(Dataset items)
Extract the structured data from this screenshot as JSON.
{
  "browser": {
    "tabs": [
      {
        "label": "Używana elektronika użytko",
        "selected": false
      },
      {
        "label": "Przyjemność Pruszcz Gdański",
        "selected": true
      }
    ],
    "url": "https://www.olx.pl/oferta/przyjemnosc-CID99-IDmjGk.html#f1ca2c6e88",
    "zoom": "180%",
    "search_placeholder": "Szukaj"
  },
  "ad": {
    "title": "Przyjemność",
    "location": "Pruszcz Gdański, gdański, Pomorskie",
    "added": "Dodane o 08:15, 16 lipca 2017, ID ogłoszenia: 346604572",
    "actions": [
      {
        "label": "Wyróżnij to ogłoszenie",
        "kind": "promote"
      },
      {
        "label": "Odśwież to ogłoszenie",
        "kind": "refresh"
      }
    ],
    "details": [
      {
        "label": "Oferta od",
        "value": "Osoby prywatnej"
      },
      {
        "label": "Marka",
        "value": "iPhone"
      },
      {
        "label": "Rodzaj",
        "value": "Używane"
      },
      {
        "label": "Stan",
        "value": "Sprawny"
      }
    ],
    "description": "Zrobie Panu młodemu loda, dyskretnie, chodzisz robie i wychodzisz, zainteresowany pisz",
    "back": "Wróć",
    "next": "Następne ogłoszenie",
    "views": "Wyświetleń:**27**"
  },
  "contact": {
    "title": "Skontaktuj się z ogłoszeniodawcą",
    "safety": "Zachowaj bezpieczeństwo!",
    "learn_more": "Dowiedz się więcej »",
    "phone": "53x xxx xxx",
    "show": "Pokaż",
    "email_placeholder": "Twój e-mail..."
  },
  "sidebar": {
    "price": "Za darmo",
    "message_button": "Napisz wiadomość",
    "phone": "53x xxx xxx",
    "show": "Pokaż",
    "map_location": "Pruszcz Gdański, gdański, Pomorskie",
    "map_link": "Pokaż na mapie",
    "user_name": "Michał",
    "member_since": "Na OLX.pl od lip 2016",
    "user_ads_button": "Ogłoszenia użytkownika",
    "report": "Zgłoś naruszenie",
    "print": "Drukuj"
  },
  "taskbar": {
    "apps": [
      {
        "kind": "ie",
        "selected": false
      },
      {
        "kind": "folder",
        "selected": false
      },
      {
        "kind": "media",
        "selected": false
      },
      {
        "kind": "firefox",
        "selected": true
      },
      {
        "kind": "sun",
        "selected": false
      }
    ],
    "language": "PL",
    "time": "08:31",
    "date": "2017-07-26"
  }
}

- BRIEF -
Repeat the material from above exactly, word for word.

- ANSWER TO THE PROBLEM -
Extract the structured data from this screenshot as JSON.
{
  "browser": {
    "tabs": [
      {
        "label": "Używana elektronika użytko",
        "selected": false
      },
      {
        "label": "Przyjemność Pruszcz Gdański",
        "selected": true
      }
    ],
    "url": "https://www.olx.pl/oferta/przyjemnosc-CID99-IDmjGk.html#f1ca2c6e88",
    "zoom": "180%",
    "search_placeholder": "Szukaj"
  },
  "ad": {
    "title": "Przyjemność",
    "location": "Pruszcz Gdański, gdański, Pomorskie",
    "added": "Dodane o 08:15, 16 lipca 2017, ID ogłoszenia: 346604572",
    "actions": [
      {
        "label": "Wyróżnij to ogłoszenie",
        "kind": "promote"
      },
      {
        "label": "Odśwież to ogłoszenie",
        "kind": "refresh"
      }
    ],
    "details": [
      {
        "label": "Oferta od",
        "value": "Osoby prywatnej"
      },
      {
        "label": "Marka",
        "value": "iPhone"
      },
      {
        "label": "Rodzaj",
        "value": "Używane"
      },
      {
        "label": "Stan",
        "value": "Sprawny"
      }
    ],
    "description": "Zrobie Panu młodemu loda, dyskretnie, chodzisz robie i wychodzisz, zainteresowany pisz",
    "back": "Wróć",
    "next": "Następne ogłoszenie",
    "views": "Wyświetleń:**27**"
  },
  "contact": {
    "title": "Skontaktuj się z ogłoszeniodawcą",
    "safety": "Zachowaj bezpieczeństwo!",
    "learn_more": "Dowiedz się więcej »",
    "phone": "53x xxx xxx",
    "show": "Pokaż",
    "email_placeholder": "Twój e-mail..."
  },
  "sidebar": {
    "price": "Za darmo",
    "message_button": "Napisz wiadomość",
    "phone": "53x xxx xxx",
    "show": "Pokaż",
    "map_location": "Pruszcz Gdański, gdański, Pomorskie",
    "map_link": "Pokaż na mapie",
    "user_name": "Michał",
    "member_since": "Na OLX.pl od lip 2016",
    "user_ads_button": "Ogłoszenia użytkownika",
    "report": "Zgłoś naruszenie",
    "print": "Drukuj"
  },
  "taskbar": {
    "apps": [
      {
        "kind": "ie",
        "selected": false
      },
      {
        "kind": "folder",
        "selected": false
      },
      {
        "kind": "media",
        "selected": false
      },
      {
        "kind": "firefox",
        "selected": true
      },
      {
        "kind": "sun",
        "selected": false
      }
    ],
    "language": "PL",
    "time": "08:31",
    "date": "2017-07-26"
  }
}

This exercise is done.